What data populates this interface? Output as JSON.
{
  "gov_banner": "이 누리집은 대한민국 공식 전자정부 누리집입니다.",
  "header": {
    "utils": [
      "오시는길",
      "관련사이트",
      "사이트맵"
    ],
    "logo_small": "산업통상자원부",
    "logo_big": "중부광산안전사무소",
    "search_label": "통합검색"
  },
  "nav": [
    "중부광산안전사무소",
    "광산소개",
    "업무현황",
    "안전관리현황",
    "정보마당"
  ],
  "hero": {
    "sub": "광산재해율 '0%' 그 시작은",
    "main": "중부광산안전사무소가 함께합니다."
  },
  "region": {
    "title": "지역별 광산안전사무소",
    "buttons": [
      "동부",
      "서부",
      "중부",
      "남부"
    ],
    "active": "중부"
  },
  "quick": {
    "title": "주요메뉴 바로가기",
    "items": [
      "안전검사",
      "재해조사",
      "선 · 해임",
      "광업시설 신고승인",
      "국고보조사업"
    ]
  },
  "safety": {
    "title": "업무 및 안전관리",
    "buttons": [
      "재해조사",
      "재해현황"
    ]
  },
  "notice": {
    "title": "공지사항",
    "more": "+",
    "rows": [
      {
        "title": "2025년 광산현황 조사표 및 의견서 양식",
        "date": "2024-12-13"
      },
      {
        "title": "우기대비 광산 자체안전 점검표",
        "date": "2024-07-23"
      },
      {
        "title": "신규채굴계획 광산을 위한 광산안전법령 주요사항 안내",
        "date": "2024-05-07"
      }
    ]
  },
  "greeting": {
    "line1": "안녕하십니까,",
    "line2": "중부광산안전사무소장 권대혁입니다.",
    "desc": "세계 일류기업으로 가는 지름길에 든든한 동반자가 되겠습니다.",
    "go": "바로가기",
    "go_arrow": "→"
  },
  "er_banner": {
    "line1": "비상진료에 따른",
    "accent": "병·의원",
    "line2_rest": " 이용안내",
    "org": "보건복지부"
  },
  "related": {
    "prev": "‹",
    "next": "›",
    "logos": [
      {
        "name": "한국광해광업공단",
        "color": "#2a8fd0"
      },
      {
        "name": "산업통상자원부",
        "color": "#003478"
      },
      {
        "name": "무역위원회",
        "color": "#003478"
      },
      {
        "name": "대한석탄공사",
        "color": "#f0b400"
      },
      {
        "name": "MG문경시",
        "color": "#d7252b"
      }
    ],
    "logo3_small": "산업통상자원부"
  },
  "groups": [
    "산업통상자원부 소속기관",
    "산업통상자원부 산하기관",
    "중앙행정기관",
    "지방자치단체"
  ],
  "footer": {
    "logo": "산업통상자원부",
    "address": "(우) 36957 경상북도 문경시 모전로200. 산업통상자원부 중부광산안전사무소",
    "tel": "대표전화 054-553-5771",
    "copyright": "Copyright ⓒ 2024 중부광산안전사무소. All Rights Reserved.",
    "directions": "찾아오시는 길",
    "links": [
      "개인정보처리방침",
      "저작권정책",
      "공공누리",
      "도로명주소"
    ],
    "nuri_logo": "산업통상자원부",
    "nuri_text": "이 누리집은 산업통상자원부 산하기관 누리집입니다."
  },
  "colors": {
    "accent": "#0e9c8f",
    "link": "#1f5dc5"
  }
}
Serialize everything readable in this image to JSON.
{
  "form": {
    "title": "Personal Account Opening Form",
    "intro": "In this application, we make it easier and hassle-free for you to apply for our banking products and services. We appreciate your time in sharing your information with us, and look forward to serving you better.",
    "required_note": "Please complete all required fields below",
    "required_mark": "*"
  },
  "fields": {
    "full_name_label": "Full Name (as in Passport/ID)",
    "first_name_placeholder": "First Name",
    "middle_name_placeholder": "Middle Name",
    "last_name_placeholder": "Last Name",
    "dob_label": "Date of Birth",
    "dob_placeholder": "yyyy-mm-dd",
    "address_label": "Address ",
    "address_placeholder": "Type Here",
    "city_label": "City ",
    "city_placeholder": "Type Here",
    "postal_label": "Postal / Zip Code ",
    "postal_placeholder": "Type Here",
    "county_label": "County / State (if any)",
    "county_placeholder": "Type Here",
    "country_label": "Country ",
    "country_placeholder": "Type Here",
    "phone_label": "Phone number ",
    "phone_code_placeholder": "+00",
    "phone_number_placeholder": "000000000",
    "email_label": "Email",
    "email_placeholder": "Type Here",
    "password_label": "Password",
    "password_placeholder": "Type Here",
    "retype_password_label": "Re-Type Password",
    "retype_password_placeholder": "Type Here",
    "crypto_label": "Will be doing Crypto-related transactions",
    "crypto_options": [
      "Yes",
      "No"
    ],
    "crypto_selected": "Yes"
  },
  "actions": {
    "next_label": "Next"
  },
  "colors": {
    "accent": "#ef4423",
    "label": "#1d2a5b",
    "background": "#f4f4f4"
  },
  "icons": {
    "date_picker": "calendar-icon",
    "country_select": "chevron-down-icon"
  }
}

----------

▶ _GOAL_:
How many of the listing's lines contain "누리집입니다"? Respond with a single number and nothing else.

▶ _WRITTEN ANSWER_:
2